--- BEGIN Raw records ---
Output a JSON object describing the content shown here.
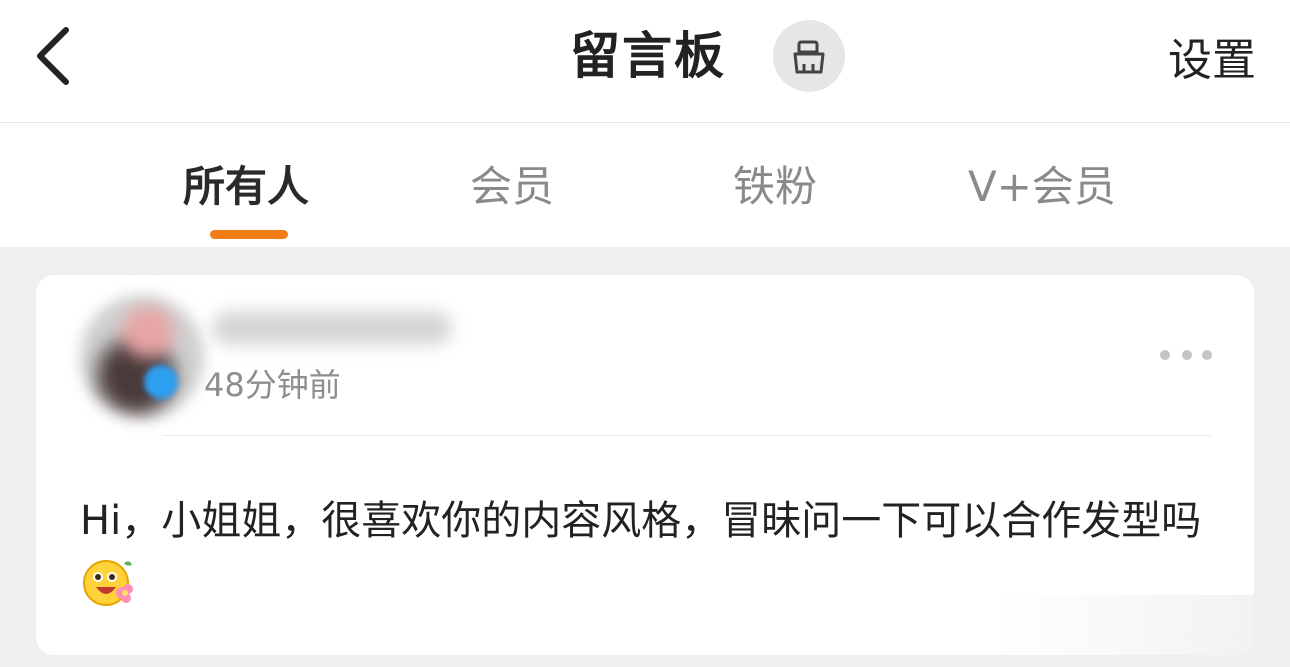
{
  "header": {
    "title": "留言板",
    "settings_label": "设置",
    "icons": {
      "back": "chevron-left-icon",
      "clean": "brush-icon"
    }
  },
  "tabs": [
    {
      "label": "所有人",
      "active": true
    },
    {
      "label": "会员",
      "active": false
    },
    {
      "label": "铁粉",
      "active": false
    },
    {
      "label": "V+会员",
      "active": false
    }
  ],
  "message": {
    "username": "",
    "timestamp": "48分钟前",
    "text": "Hi，小姐姐，很喜欢你的内容风格，冒昧问一下可以合作发型吗",
    "emoji": "smiling-face-with-flower-icon"
  },
  "colors": {
    "accent": "#f07c17",
    "background": "#efefef",
    "text_primary": "#222222",
    "text_secondary": "#8a8a8a"
  }
}
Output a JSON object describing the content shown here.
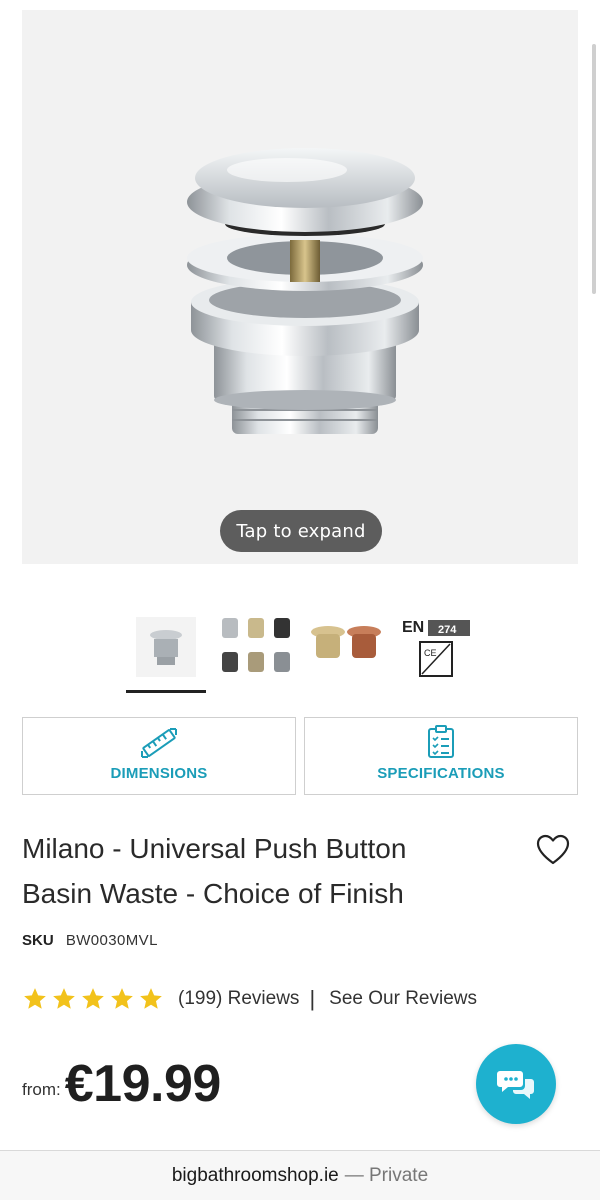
{
  "gallery": {
    "expand_label": "Tap to expand",
    "thumbnails": [
      {
        "name": "chrome-waste"
      },
      {
        "name": "finishes-grid"
      },
      {
        "name": "brass-copper"
      },
      {
        "name": "certification-marks",
        "en_label": "EN",
        "en_number": "274",
        "cert_top": "EUROPE",
        "ce": "CE",
        "ukca": "UK CA"
      }
    ]
  },
  "info_buttons": {
    "dimensions": "DIMENSIONS",
    "specifications": "SPECIFICATIONS"
  },
  "product": {
    "title_line1": "Milano - Universal Push Button",
    "title_line2": "Basin Waste - Choice of Finish",
    "sku_label": "SKU",
    "sku": "BW0030MVL",
    "rating_stars": 5,
    "reviews_count": "(199) Reviews",
    "separator": "|",
    "see_reviews": "See Our Reviews",
    "price_prefix": "from:",
    "price": "€19.99"
  },
  "colors": {
    "accent": "#1b9db8",
    "chat": "#1eb1cf",
    "star": "#f2c21b"
  },
  "url_bar": {
    "domain": "bigbathroomshop.ie",
    "suffix": "— Private"
  }
}
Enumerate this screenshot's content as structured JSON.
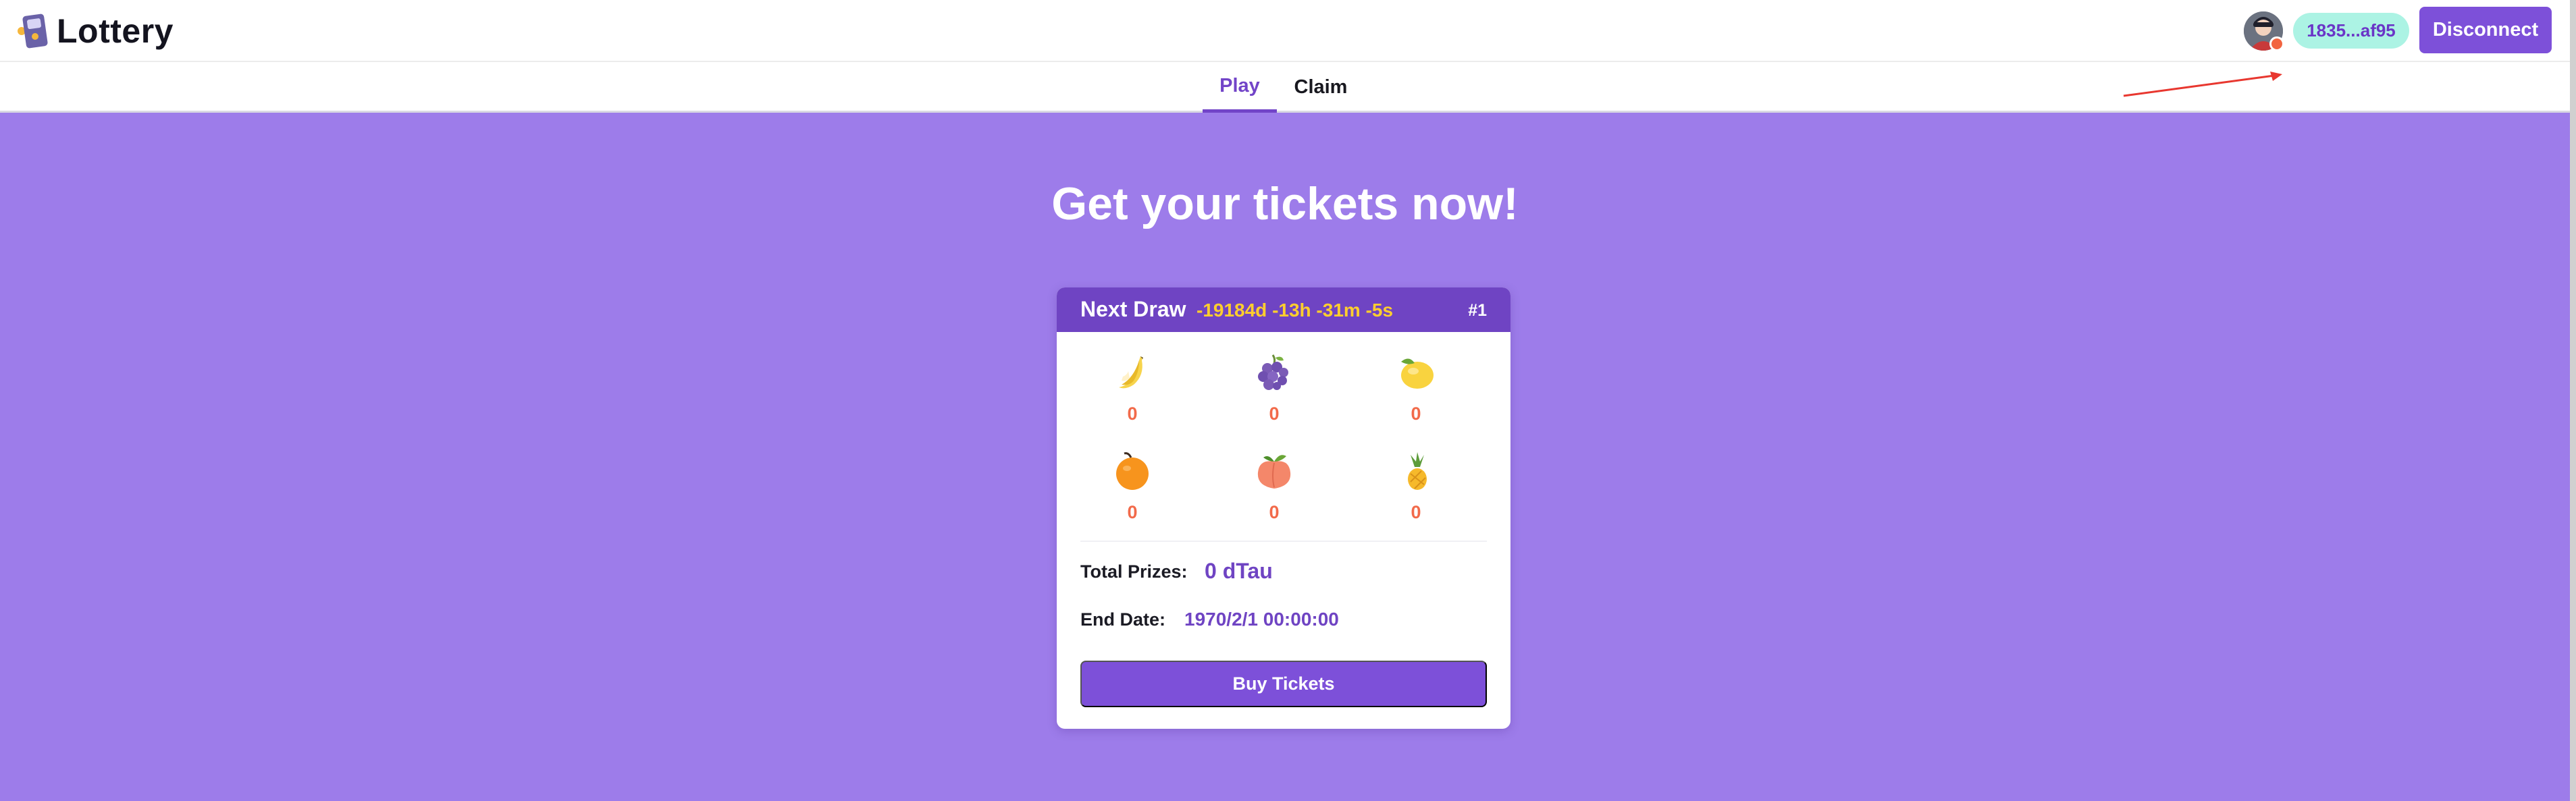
{
  "header": {
    "app_title": "Lottery",
    "account": {
      "address": "1835...af95",
      "status_color": "#f26440"
    },
    "disconnect_label": "Disconnect"
  },
  "tabs": [
    {
      "label": "Play",
      "active": true
    },
    {
      "label": "Claim",
      "active": false
    }
  ],
  "hero": {
    "title": "Get your tickets now!"
  },
  "draw_card": {
    "next_draw_label": "Next Draw",
    "countdown": "-19184d -13h -31m -5s",
    "draw_number": "#1",
    "fruits": [
      {
        "icon": "banana-icon",
        "count": "0"
      },
      {
        "icon": "grapes-icon",
        "count": "0"
      },
      {
        "icon": "lemon-icon",
        "count": "0"
      },
      {
        "icon": "orange-icon",
        "count": "0"
      },
      {
        "icon": "peach-icon",
        "count": "0"
      },
      {
        "icon": "pineapple-icon",
        "count": "0"
      }
    ],
    "total_prizes_label": "Total Prizes:",
    "total_prizes_value": "0 dTau",
    "end_date_label": "End Date:",
    "end_date_value": "1970/2/1 00:00:00",
    "buy_button_label": "Buy Tickets"
  },
  "colors": {
    "brand_purple": "#7d50d9",
    "hero_background": "#9d7cea",
    "countdown_yellow": "#ffce2e",
    "count_red": "#f26a4a",
    "address_pill": "#acf3e4"
  }
}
--- END Raw records ---
* What you will do *
Leave the pictures out and reproduce each record exactly as written.

* Solution below *
Output a JSON object describing the content shown here.
{
  "header": {
    "title": "留言板",
    "settings_label": "设置",
    "icons": {
      "back": "chevron-left-icon",
      "clean": "brush-icon"
    }
  },
  "tabs": [
    {
      "label": "所有人",
      "active": true
    },
    {
      "label": "会员",
      "active": false
    },
    {
      "label": "铁粉",
      "active": false
    },
    {
      "label": "V+会员",
      "active": false
    }
  ],
  "message": {
    "username": "",
    "timestamp": "48分钟前",
    "text": "Hi，小姐姐，很喜欢你的内容风格，冒昧问一下可以合作发型吗",
    "emoji": "smiling-face-with-flower-icon"
  },
  "colors": {
    "accent": "#f07c17",
    "background": "#efefef",
    "text_primary": "#222222",
    "text_secondary": "#8a8a8a"
  }
}
Output a JSON object describing the content shown here.
{
  "gallery": {
    "expand_label": "Tap to expand",
    "thumbnails": [
      {
        "name": "chrome-waste"
      },
      {
        "name": "finishes-grid"
      },
      {
        "name": "brass-copper"
      },
      {
        "name": "certification-marks",
        "en_label": "EN",
        "en_number": "274",
        "cert_top": "EUROPE",
        "ce": "CE",
        "ukca": "UK CA"
      }
    ]
  },
  "info_buttons": {
    "dimensions": "DIMENSIONS",
    "specifications": "SPECIFICATIONS"
  },
  "product": {
    "title_line1": "Milano - Universal Push Button",
    "title_line2": "Basin Waste - Choice of Finish",
    "sku_label": "SKU",
    "sku": "BW0030MVL",
    "rating_stars": 5,
    "reviews_count": "(199) Reviews",
    "separator": "|",
    "see_reviews": "See Our Reviews",
    "price_prefix": "from:",
    "price": "€19.99"
  },
  "colors": {
    "accent": "#1b9db8",
    "chat": "#1eb1cf",
    "star": "#f2c21b"
  },
  "url_bar": {
    "domain": "bigbathroomshop.ie",
    "suffix": "— Private"
  }
}
Enumerate this screenshot's content as structured JSON.
{
  "header": {
    "app_title": "Lottery",
    "account": {
      "address": "1835...af95",
      "status_color": "#f26440"
    },
    "disconnect_label": "Disconnect"
  },
  "tabs": [
    {
      "label": "Play",
      "active": true
    },
    {
      "label": "Claim",
      "active": false
    }
  ],
  "hero": {
    "title": "Get your tickets now!"
  },
  "draw_card": {
    "next_draw_label": "Next Draw",
    "countdown": "-19184d -13h -31m -5s",
    "draw_number": "#1",
    "fruits": [
      {
        "icon": "banana-icon",
        "count": "0"
      },
      {
        "icon": "grapes-icon",
        "count": "0"
      },
      {
        "icon": "lemon-icon",
        "count": "0"
      },
      {
        "icon": "orange-icon",
        "count": "0"
      },
      {
        "icon": "peach-icon",
        "count": "0"
      },
      {
        "icon": "pineapple-icon",
        "count": "0"
      }
    ],
    "total_prizes_label": "Total Prizes:",
    "total_prizes_value": "0 dTau",
    "end_date_label": "End Date:",
    "end_date_value": "1970/2/1 00:00:00",
    "buy_button_label": "Buy Tickets"
  },
  "colors": {
    "brand_purple": "#7d50d9",
    "hero_background": "#9d7cea",
    "countdown_yellow": "#ffce2e",
    "count_red": "#f26a4a",
    "address_pill": "#acf3e4"
  }
}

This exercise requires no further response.